* PROBLEM REQUIREMENTS: Go through the entries one line at a time, and gather every line that has the word "this".

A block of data
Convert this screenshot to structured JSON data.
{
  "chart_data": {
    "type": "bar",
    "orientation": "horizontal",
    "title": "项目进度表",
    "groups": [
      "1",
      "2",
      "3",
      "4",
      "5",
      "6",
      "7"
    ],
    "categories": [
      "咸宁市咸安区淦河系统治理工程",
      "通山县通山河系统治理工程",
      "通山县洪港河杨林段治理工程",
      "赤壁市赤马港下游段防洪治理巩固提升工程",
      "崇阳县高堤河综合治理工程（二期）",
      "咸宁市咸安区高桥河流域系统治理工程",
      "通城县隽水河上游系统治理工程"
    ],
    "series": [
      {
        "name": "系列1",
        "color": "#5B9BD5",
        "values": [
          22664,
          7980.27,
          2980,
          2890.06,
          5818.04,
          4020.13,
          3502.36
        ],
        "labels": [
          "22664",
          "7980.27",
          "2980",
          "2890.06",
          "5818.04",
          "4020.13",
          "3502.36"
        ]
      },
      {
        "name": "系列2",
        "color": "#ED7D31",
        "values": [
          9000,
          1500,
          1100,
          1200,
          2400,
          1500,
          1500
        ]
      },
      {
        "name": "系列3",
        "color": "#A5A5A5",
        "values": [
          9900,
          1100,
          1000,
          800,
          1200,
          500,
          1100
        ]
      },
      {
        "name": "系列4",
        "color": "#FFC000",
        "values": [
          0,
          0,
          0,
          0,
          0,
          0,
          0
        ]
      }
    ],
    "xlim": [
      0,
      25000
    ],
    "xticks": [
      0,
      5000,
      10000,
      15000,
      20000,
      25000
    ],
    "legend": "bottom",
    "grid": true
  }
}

---

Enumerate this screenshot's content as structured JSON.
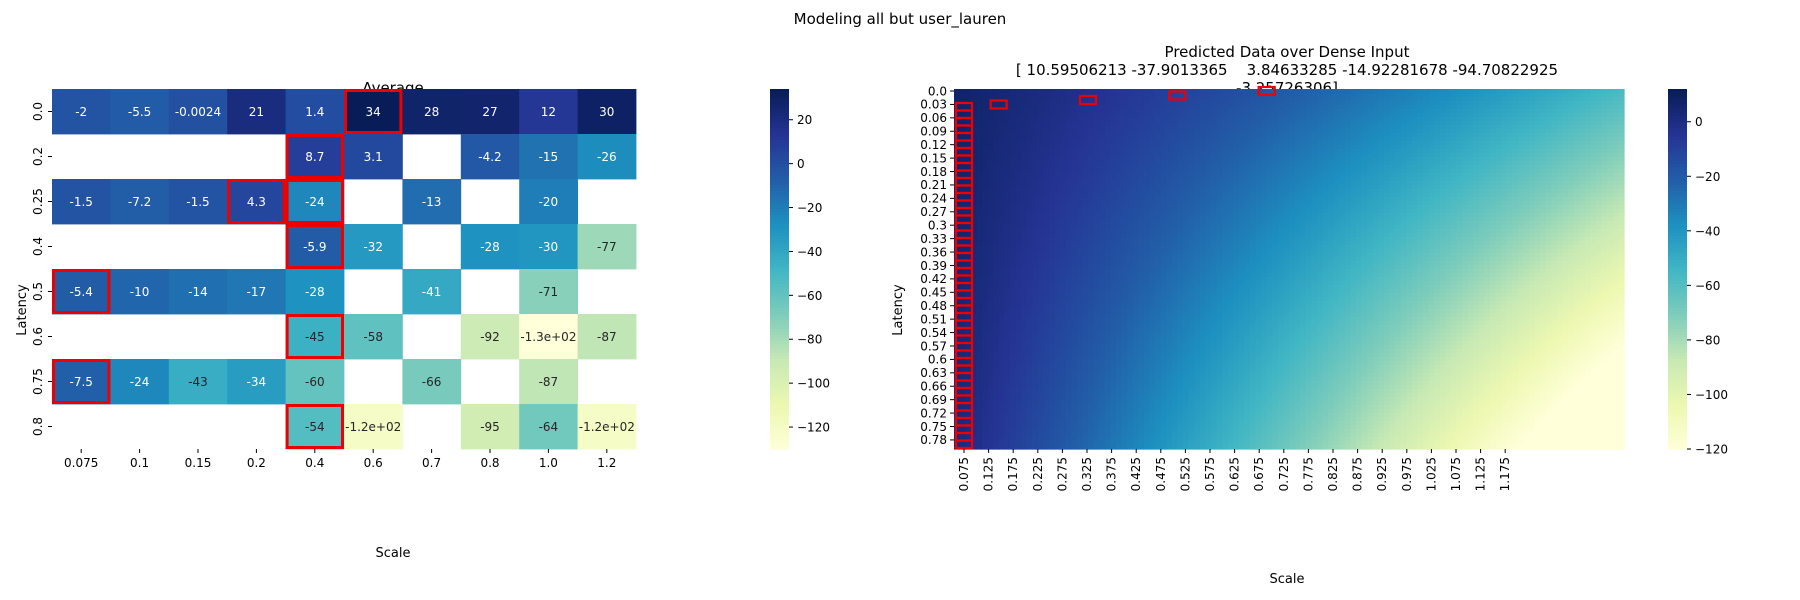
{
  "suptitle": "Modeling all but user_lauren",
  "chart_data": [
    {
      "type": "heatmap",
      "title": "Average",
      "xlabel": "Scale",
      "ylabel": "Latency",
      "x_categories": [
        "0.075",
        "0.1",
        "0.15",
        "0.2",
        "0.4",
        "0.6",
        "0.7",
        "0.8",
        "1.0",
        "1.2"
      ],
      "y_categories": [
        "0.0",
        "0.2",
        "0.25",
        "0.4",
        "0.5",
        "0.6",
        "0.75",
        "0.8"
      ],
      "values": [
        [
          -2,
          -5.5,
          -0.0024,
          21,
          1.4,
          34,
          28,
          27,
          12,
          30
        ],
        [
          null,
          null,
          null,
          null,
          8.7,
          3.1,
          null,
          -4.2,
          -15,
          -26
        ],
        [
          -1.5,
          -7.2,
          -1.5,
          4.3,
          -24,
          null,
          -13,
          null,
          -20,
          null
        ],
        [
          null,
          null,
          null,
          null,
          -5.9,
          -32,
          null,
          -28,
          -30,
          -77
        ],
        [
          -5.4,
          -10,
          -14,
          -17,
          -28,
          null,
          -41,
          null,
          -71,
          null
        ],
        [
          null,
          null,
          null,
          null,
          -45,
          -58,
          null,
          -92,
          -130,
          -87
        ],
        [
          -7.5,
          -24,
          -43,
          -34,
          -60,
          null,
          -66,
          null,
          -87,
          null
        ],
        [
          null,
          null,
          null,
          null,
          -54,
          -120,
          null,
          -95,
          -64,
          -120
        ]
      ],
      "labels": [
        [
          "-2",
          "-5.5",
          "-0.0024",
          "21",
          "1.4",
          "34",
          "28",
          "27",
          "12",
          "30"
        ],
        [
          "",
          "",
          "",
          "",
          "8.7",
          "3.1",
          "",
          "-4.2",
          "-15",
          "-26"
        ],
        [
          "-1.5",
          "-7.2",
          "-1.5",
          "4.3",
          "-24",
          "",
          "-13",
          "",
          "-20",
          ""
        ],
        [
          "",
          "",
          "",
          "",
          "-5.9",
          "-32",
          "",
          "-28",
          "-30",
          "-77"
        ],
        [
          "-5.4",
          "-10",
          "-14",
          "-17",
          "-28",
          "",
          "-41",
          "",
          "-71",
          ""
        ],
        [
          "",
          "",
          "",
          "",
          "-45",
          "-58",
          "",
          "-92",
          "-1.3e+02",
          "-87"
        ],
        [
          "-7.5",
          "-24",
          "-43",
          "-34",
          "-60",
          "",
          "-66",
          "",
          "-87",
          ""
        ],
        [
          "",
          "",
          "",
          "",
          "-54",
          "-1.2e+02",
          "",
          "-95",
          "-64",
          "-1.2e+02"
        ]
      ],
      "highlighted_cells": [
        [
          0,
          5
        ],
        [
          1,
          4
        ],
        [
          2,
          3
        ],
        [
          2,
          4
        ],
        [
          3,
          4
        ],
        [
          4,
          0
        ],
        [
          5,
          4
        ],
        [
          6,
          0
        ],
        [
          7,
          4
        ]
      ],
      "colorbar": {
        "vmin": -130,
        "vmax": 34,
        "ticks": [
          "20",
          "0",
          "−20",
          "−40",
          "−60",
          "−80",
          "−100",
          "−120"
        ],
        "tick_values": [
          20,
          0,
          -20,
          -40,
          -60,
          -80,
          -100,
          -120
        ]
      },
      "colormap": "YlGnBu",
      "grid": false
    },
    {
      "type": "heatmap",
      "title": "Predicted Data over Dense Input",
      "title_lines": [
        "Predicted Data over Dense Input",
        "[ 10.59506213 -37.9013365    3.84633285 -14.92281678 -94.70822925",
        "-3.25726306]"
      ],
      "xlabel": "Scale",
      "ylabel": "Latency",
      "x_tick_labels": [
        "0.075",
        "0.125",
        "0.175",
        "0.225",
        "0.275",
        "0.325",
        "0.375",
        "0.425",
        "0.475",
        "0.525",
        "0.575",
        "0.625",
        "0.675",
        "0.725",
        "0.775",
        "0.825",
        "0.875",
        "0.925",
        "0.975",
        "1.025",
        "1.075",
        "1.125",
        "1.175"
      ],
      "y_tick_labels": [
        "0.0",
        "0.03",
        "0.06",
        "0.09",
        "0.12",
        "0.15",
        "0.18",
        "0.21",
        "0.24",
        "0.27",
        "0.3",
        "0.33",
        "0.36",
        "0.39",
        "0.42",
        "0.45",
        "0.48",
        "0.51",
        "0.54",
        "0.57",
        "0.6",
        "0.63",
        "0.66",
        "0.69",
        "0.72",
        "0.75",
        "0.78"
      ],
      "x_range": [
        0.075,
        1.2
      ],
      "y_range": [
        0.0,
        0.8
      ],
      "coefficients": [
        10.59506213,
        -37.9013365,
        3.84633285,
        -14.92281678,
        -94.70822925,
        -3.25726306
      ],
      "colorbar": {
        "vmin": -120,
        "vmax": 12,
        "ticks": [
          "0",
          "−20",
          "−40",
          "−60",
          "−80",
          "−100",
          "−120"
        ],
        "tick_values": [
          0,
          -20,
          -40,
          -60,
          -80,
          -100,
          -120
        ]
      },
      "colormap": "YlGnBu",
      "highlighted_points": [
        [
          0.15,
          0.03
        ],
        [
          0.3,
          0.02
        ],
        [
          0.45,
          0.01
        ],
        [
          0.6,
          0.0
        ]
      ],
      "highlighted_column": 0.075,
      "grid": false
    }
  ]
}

* CORRECT RESULT:
Convert this screenshot to structured JSON data.
Enumerate this screenshot's content as structured JSON.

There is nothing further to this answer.